Given request:
Transcribe the records that follow exactly. Skip the pictures.

Data excerpts:
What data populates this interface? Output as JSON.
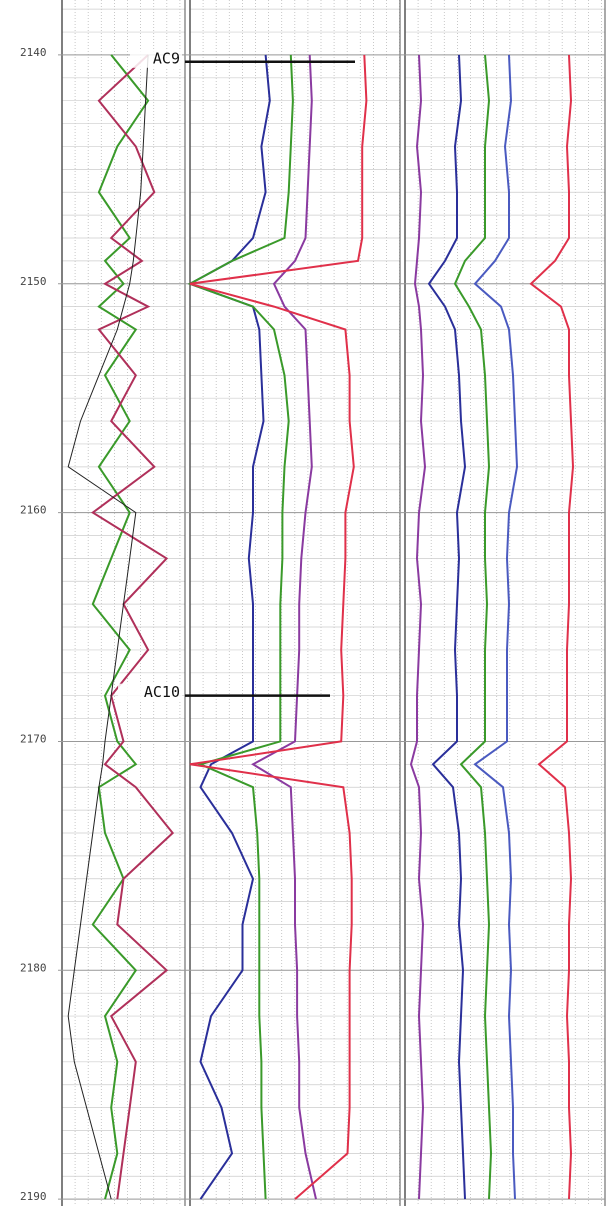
{
  "chart_data": {
    "type": "well-log",
    "orientation": "vertical",
    "ylim": [
      2137.6,
      2190.3
    ],
    "yticks": [
      2140,
      2150,
      2160,
      2170,
      2180,
      2190
    ],
    "xlim": [
      0,
      100
    ],
    "grid": true,
    "x": [
      2140,
      2142,
      2144,
      2146,
      2148,
      2149,
      2150,
      2151,
      2152,
      2154,
      2156,
      2158,
      2160,
      2162,
      2164,
      2166,
      2168,
      2170,
      2171,
      2172,
      2174,
      2176,
      2178,
      2180,
      2182,
      2184,
      2186,
      2188,
      2190
    ],
    "series": [
      {
        "track": 0,
        "color": "#3a9a2a",
        "values": [
          40,
          70,
          45,
          30,
          55,
          35,
          50,
          30,
          60,
          35,
          55,
          30,
          55,
          40,
          25,
          55,
          35,
          45,
          60,
          30,
          35,
          50,
          25,
          60,
          35,
          45,
          40,
          45,
          35
        ]
      },
      {
        "track": 0,
        "color": "#b0305a",
        "values": [
          70,
          30,
          60,
          75,
          40,
          65,
          35,
          70,
          30,
          60,
          40,
          75,
          25,
          85,
          50,
          70,
          40,
          50,
          35,
          60,
          90,
          50,
          45,
          85,
          40,
          60,
          55,
          50,
          45
        ]
      },
      {
        "track": 0,
        "color": "#222222",
        "values": [
          70,
          68,
          66,
          64,
          60,
          58,
          55,
          50,
          45,
          30,
          15,
          5,
          60,
          55,
          50,
          45,
          40,
          35,
          33,
          30,
          25,
          20,
          15,
          10,
          5,
          10,
          20,
          30,
          40
        ]
      },
      {
        "track": 1,
        "color": "#2a2f9a",
        "values": [
          36,
          38,
          34,
          36,
          30,
          20,
          0,
          30,
          33,
          34,
          35,
          30,
          30,
          28,
          30,
          30,
          30,
          30,
          10,
          5,
          20,
          30,
          25,
          25,
          10,
          5,
          15,
          20,
          5
        ]
      },
      {
        "track": 1,
        "color": "#3a9a2a",
        "values": [
          48,
          49,
          48,
          47,
          45,
          20,
          0,
          30,
          40,
          45,
          47,
          45,
          44,
          44,
          43,
          43,
          43,
          43,
          5,
          30,
          32,
          33,
          33,
          33,
          33,
          34,
          34,
          35,
          36
        ]
      },
      {
        "track": 1,
        "color": "#8a3aa0",
        "values": [
          57,
          58,
          57,
          56,
          55,
          50,
          40,
          45,
          55,
          56,
          57,
          58,
          55,
          53,
          52,
          52,
          51,
          50,
          30,
          48,
          49,
          50,
          50,
          51,
          51,
          52,
          52,
          55,
          60
        ]
      },
      {
        "track": 1,
        "color": "#e0304a",
        "values": [
          83,
          84,
          82,
          82,
          82,
          80,
          0,
          40,
          74,
          76,
          76,
          78,
          74,
          74,
          73,
          72,
          73,
          72,
          0,
          73,
          76,
          77,
          77,
          76,
          76,
          76,
          76,
          75,
          50
        ]
      },
      {
        "track": 2,
        "color": "#8a3aa0",
        "values": [
          7,
          8,
          6,
          8,
          7,
          6,
          5,
          7,
          8,
          9,
          8,
          10,
          7,
          6,
          8,
          7,
          6,
          6,
          3,
          7,
          8,
          7,
          9,
          8,
          7,
          8,
          9,
          8,
          7
        ]
      },
      {
        "track": 2,
        "color": "#2a2f9a",
        "values": [
          27,
          28,
          25,
          26,
          26,
          20,
          12,
          20,
          25,
          27,
          28,
          30,
          26,
          27,
          26,
          25,
          26,
          26,
          14,
          24,
          27,
          28,
          27,
          29,
          28,
          27,
          28,
          29,
          30
        ]
      },
      {
        "track": 2,
        "color": "#3a9a2a",
        "values": [
          40,
          42,
          40,
          40,
          40,
          30,
          25,
          32,
          38,
          40,
          41,
          42,
          40,
          40,
          41,
          40,
          40,
          40,
          28,
          38,
          40,
          41,
          42,
          41,
          40,
          41,
          42,
          43,
          42
        ]
      },
      {
        "track": 2,
        "color": "#4a5ac0",
        "values": [
          52,
          53,
          50,
          52,
          52,
          45,
          35,
          48,
          52,
          54,
          55,
          56,
          52,
          51,
          52,
          51,
          51,
          51,
          35,
          49,
          52,
          53,
          52,
          53,
          52,
          53,
          54,
          54,
          55
        ]
      },
      {
        "track": 2,
        "color": "#e0304a",
        "values": [
          82,
          83,
          81,
          82,
          82,
          75,
          63,
          78,
          82,
          82,
          83,
          84,
          82,
          82,
          82,
          81,
          81,
          81,
          67,
          80,
          82,
          83,
          82,
          82,
          81,
          82,
          82,
          83,
          82
        ]
      }
    ],
    "markers": [
      {
        "label": "AC9",
        "depth": 2140.3
      },
      {
        "label": "AC10",
        "depth": 2168
      }
    ]
  }
}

Answer for the task:
What data populates this interface? Output as JSON.
{
  "chart_data": {
    "type": "well-log",
    "orientation": "vertical",
    "ylim": [
      2137.6,
      2190.3
    ],
    "yticks": [
      2140,
      2150,
      2160,
      2170,
      2180,
      2190
    ],
    "xlim": [
      0,
      100
    ],
    "grid": true,
    "x": [
      2140,
      2142,
      2144,
      2146,
      2148,
      2149,
      2150,
      2151,
      2152,
      2154,
      2156,
      2158,
      2160,
      2162,
      2164,
      2166,
      2168,
      2170,
      2171,
      2172,
      2174,
      2176,
      2178,
      2180,
      2182,
      2184,
      2186,
      2188,
      2190
    ],
    "series": [
      {
        "track": 0,
        "color": "#3a9a2a",
        "values": [
          40,
          70,
          45,
          30,
          55,
          35,
          50,
          30,
          60,
          35,
          55,
          30,
          55,
          40,
          25,
          55,
          35,
          45,
          60,
          30,
          35,
          50,
          25,
          60,
          35,
          45,
          40,
          45,
          35
        ]
      },
      {
        "track": 0,
        "color": "#b0305a",
        "values": [
          70,
          30,
          60,
          75,
          40,
          65,
          35,
          70,
          30,
          60,
          40,
          75,
          25,
          85,
          50,
          70,
          40,
          50,
          35,
          60,
          90,
          50,
          45,
          85,
          40,
          60,
          55,
          50,
          45
        ]
      },
      {
        "track": 0,
        "color": "#222222",
        "values": [
          70,
          68,
          66,
          64,
          60,
          58,
          55,
          50,
          45,
          30,
          15,
          5,
          60,
          55,
          50,
          45,
          40,
          35,
          33,
          30,
          25,
          20,
          15,
          10,
          5,
          10,
          20,
          30,
          40
        ]
      },
      {
        "track": 1,
        "color": "#2a2f9a",
        "values": [
          36,
          38,
          34,
          36,
          30,
          20,
          0,
          30,
          33,
          34,
          35,
          30,
          30,
          28,
          30,
          30,
          30,
          30,
          10,
          5,
          20,
          30,
          25,
          25,
          10,
          5,
          15,
          20,
          5
        ]
      },
      {
        "track": 1,
        "color": "#3a9a2a",
        "values": [
          48,
          49,
          48,
          47,
          45,
          20,
          0,
          30,
          40,
          45,
          47,
          45,
          44,
          44,
          43,
          43,
          43,
          43,
          5,
          30,
          32,
          33,
          33,
          33,
          33,
          34,
          34,
          35,
          36
        ]
      },
      {
        "track": 1,
        "color": "#8a3aa0",
        "values": [
          57,
          58,
          57,
          56,
          55,
          50,
          40,
          45,
          55,
          56,
          57,
          58,
          55,
          53,
          52,
          52,
          51,
          50,
          30,
          48,
          49,
          50,
          50,
          51,
          51,
          52,
          52,
          55,
          60
        ]
      },
      {
        "track": 1,
        "color": "#e0304a",
        "values": [
          83,
          84,
          82,
          82,
          82,
          80,
          0,
          40,
          74,
          76,
          76,
          78,
          74,
          74,
          73,
          72,
          73,
          72,
          0,
          73,
          76,
          77,
          77,
          76,
          76,
          76,
          76,
          75,
          50
        ]
      },
      {
        "track": 2,
        "color": "#8a3aa0",
        "values": [
          7,
          8,
          6,
          8,
          7,
          6,
          5,
          7,
          8,
          9,
          8,
          10,
          7,
          6,
          8,
          7,
          6,
          6,
          3,
          7,
          8,
          7,
          9,
          8,
          7,
          8,
          9,
          8,
          7
        ]
      },
      {
        "track": 2,
        "color": "#2a2f9a",
        "values": [
          27,
          28,
          25,
          26,
          26,
          20,
          12,
          20,
          25,
          27,
          28,
          30,
          26,
          27,
          26,
          25,
          26,
          26,
          14,
          24,
          27,
          28,
          27,
          29,
          28,
          27,
          28,
          29,
          30
        ]
      },
      {
        "track": 2,
        "color": "#3a9a2a",
        "values": [
          40,
          42,
          40,
          40,
          40,
          30,
          25,
          32,
          38,
          40,
          41,
          42,
          40,
          40,
          41,
          40,
          40,
          40,
          28,
          38,
          40,
          41,
          42,
          41,
          40,
          41,
          42,
          43,
          42
        ]
      },
      {
        "track": 2,
        "color": "#4a5ac0",
        "values": [
          52,
          53,
          50,
          52,
          52,
          45,
          35,
          48,
          52,
          54,
          55,
          56,
          52,
          51,
          52,
          51,
          51,
          51,
          35,
          49,
          52,
          53,
          52,
          53,
          52,
          53,
          54,
          54,
          55
        ]
      },
      {
        "track": 2,
        "color": "#e0304a",
        "values": [
          82,
          83,
          81,
          82,
          82,
          75,
          63,
          78,
          82,
          82,
          83,
          84,
          82,
          82,
          82,
          81,
          81,
          81,
          67,
          80,
          82,
          83,
          82,
          82,
          81,
          82,
          82,
          83,
          82
        ]
      }
    ],
    "markers": [
      {
        "label": "AC9",
        "depth": 2140.3
      },
      {
        "label": "AC10",
        "depth": 2168
      }
    ]
  }
}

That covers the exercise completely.